Copy every one of the following lines word for word, without changing anything.

Dataset entries
** BEGIN **
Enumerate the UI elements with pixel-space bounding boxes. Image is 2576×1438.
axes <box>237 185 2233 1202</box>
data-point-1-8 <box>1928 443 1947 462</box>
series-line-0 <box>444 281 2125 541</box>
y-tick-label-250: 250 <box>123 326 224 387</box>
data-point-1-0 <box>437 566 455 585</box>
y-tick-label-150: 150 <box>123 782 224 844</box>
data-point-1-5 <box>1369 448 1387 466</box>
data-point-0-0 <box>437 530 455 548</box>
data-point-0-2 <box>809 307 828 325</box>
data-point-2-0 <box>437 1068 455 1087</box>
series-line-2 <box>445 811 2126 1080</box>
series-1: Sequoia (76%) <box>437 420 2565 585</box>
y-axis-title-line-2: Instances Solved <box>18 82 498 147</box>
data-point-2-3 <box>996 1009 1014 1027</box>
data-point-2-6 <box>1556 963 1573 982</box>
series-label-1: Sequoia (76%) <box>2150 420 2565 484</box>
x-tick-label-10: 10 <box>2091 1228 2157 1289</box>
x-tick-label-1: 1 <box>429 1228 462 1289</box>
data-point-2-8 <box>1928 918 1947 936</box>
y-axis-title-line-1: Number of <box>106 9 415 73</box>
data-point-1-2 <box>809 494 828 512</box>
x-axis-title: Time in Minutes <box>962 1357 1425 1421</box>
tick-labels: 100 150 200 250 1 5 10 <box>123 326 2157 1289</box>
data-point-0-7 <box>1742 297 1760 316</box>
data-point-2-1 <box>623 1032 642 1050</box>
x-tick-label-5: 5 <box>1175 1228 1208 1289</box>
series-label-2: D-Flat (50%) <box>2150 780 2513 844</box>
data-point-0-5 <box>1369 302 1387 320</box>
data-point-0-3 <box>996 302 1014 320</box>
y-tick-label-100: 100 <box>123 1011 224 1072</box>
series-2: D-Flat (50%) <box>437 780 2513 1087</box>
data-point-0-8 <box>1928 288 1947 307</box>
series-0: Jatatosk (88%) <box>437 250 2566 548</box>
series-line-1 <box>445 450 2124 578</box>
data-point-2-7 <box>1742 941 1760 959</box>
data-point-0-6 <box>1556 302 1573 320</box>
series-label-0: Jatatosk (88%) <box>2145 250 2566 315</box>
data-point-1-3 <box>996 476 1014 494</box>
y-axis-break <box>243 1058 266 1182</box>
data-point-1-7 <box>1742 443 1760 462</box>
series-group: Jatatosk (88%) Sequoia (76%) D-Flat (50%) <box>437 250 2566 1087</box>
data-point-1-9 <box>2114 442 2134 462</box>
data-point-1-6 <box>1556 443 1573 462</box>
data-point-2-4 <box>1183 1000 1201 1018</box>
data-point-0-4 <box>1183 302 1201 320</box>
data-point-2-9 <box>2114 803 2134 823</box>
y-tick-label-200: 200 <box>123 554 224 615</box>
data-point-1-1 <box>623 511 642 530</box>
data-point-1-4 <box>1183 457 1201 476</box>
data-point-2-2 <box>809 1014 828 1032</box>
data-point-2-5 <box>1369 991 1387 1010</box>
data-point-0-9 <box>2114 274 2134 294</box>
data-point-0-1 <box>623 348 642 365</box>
** END **
Output below ::
Enumerate the UI elements with pixel-space bounding boxes. Image is 2576×1438.
axes <box>237 185 2233 1202</box>
data-point-1-8 <box>1928 443 1947 462</box>
series-line-0 <box>444 281 2125 541</box>
y-tick-label-250: 250 <box>123 326 224 387</box>
data-point-1-0 <box>437 566 455 585</box>
y-tick-label-150: 150 <box>123 782 224 844</box>
data-point-1-5 <box>1369 448 1387 466</box>
data-point-0-0 <box>437 530 455 548</box>
data-point-0-2 <box>809 307 828 325</box>
data-point-2-0 <box>437 1068 455 1087</box>
series-line-2 <box>445 811 2126 1080</box>
series-1: Sequoia (76%) <box>437 420 2565 585</box>
y-axis-title-line-2: Instances Solved <box>18 82 498 147</box>
data-point-2-3 <box>996 1009 1014 1027</box>
data-point-2-6 <box>1556 963 1573 982</box>
series-label-1: Sequoia (76%) <box>2150 420 2565 484</box>
x-tick-label-10: 10 <box>2091 1228 2157 1289</box>
x-tick-label-1: 1 <box>429 1228 462 1289</box>
data-point-2-8 <box>1928 918 1947 936</box>
y-axis-title-line-1: Number of <box>106 9 415 73</box>
data-point-1-2 <box>809 494 828 512</box>
x-axis-title: Time in Minutes <box>962 1357 1425 1421</box>
tick-labels: 100 150 200 250 1 5 10 <box>123 326 2157 1289</box>
data-point-0-7 <box>1742 297 1760 316</box>
data-point-2-1 <box>623 1032 642 1050</box>
x-tick-label-5: 5 <box>1175 1228 1208 1289</box>
series-label-2: D-Flat (50%) <box>2150 780 2513 844</box>
data-point-0-5 <box>1369 302 1387 320</box>
data-point-0-3 <box>996 302 1014 320</box>
y-tick-label-100: 100 <box>123 1011 224 1072</box>
series-2: D-Flat (50%) <box>437 780 2513 1087</box>
data-point-0-8 <box>1928 288 1947 307</box>
series-0: Jatatosk (88%) <box>437 250 2566 548</box>
series-line-1 <box>445 450 2124 578</box>
data-point-2-7 <box>1742 941 1760 959</box>
data-point-0-6 <box>1556 302 1573 320</box>
series-label-0: Jatatosk (88%) <box>2145 250 2566 315</box>
data-point-1-3 <box>996 476 1014 494</box>
y-axis-break <box>243 1058 266 1182</box>
data-point-1-7 <box>1742 443 1760 462</box>
series-group: Jatatosk (88%) Sequoia (76%) D-Flat (50%) <box>437 250 2566 1087</box>
data-point-1-9 <box>2114 442 2134 462</box>
data-point-1-6 <box>1556 443 1573 462</box>
data-point-2-4 <box>1183 1000 1201 1018</box>
data-point-0-4 <box>1183 302 1201 320</box>
data-point-2-9 <box>2114 803 2134 823</box>
y-tick-label-200: 200 <box>123 554 224 615</box>
data-point-1-1 <box>623 511 642 530</box>
data-point-1-4 <box>1183 457 1201 476</box>
data-point-2-2 <box>809 1014 828 1032</box>
data-point-2-5 <box>1369 991 1387 1010</box>
data-point-0-9 <box>2114 274 2134 294</box>
data-point-0-1 <box>623 348 642 365</box>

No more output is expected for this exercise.